§ OBJECTIVE: Reproduce all of the records exactly.

§ SOURCE DATA:
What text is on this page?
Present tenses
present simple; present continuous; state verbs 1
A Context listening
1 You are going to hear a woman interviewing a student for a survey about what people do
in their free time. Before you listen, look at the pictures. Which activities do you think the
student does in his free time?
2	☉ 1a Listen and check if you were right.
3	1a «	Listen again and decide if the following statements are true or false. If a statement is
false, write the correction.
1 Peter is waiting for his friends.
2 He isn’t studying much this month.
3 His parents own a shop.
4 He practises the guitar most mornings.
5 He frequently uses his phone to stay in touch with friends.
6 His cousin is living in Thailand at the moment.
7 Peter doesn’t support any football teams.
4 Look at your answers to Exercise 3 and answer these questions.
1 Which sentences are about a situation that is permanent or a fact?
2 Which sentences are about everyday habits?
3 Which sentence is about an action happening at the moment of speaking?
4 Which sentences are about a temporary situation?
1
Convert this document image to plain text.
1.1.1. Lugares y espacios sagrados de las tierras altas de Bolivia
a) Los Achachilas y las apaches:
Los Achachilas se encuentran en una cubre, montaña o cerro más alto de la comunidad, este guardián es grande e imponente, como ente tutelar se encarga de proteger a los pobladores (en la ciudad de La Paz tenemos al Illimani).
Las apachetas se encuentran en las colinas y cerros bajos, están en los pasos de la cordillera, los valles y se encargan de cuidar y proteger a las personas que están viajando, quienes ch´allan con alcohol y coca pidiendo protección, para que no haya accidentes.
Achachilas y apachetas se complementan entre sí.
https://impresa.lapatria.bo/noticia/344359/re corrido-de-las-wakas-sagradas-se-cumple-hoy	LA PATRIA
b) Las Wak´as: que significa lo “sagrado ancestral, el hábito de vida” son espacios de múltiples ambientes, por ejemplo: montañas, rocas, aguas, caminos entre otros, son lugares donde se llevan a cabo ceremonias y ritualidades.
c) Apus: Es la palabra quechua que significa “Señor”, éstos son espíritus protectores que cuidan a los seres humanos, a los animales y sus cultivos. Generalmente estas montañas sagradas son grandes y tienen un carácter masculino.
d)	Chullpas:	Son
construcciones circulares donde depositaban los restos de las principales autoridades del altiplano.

§ REPLY:
What text is on this page?
Present tenses
present simple; present continuous; state verbs 1
A Context listening
1 You are going to hear a woman interviewing a student for a survey about what people do
in their free time. Before you listen, look at the pictures. Which activities do you think the
student does in his free time?
2	☉ 1a Listen and check if you were right.
3	1a «	Listen again and decide if the following statements are true or false. If a statement is
false, write the correction.
1 Peter is waiting for his friends.
2 He isn’t studying much this month.
3 His parents own a shop.
4 He practises the guitar most mornings.
5 He frequently uses his phone to stay in touch with friends.
6 His cousin is living in Thailand at the moment.
7 Peter doesn’t support any football teams.
4 Look at your answers to Exercise 3 and answer these questions.
1 Which sentences are about a situation that is permanent or a fact?
2 Which sentences are about everyday habits?
3 Which sentence is about an action happening at the moment of speaking?
4 Which sentences are about a temporary situation?
1
Convert this document image to plain text.
1.1.1. Lugares y espacios sagrados de las tierras altas de Bolivia
a) Los Achachilas y las apaches:
Los Achachilas se encuentran en una cubre, montaña o cerro más alto de la comunidad, este guardián es grande e imponente, como ente tutelar se encarga de proteger a los pobladores (en la ciudad de La Paz tenemos al Illimani).
Las apachetas se encuentran en las colinas y cerros bajos, están en los pasos de la cordillera, los valles y se encargan de cuidar y proteger a las personas que están viajando, quienes ch´allan con alcohol y coca pidiendo protección, para que no haya accidentes.
Achachilas y apachetas se complementan entre sí.
https://impresa.lapatria.bo/noticia/344359/re corrido-de-las-wakas-sagradas-se-cumple-hoy	LA PATRIA
b) Las Wak´as: que significa lo “sagrado ancestral, el hábito de vida” son espacios de múltiples ambientes, por ejemplo: montañas, rocas, aguas, caminos entre otros, son lugares donde se llevan a cabo ceremonias y ritualidades.
c) Apus: Es la palabra quechua que significa “Señor”, éstos son espíritus protectores que cuidan a los seres humanos, a los animales y sus cultivos. Generalmente estas montañas sagradas son grandes y tienen un carácter masculino.
d)	Chullpas:	Son
construcciones circulares donde depositaban los restos de las principales autoridades del altiplano.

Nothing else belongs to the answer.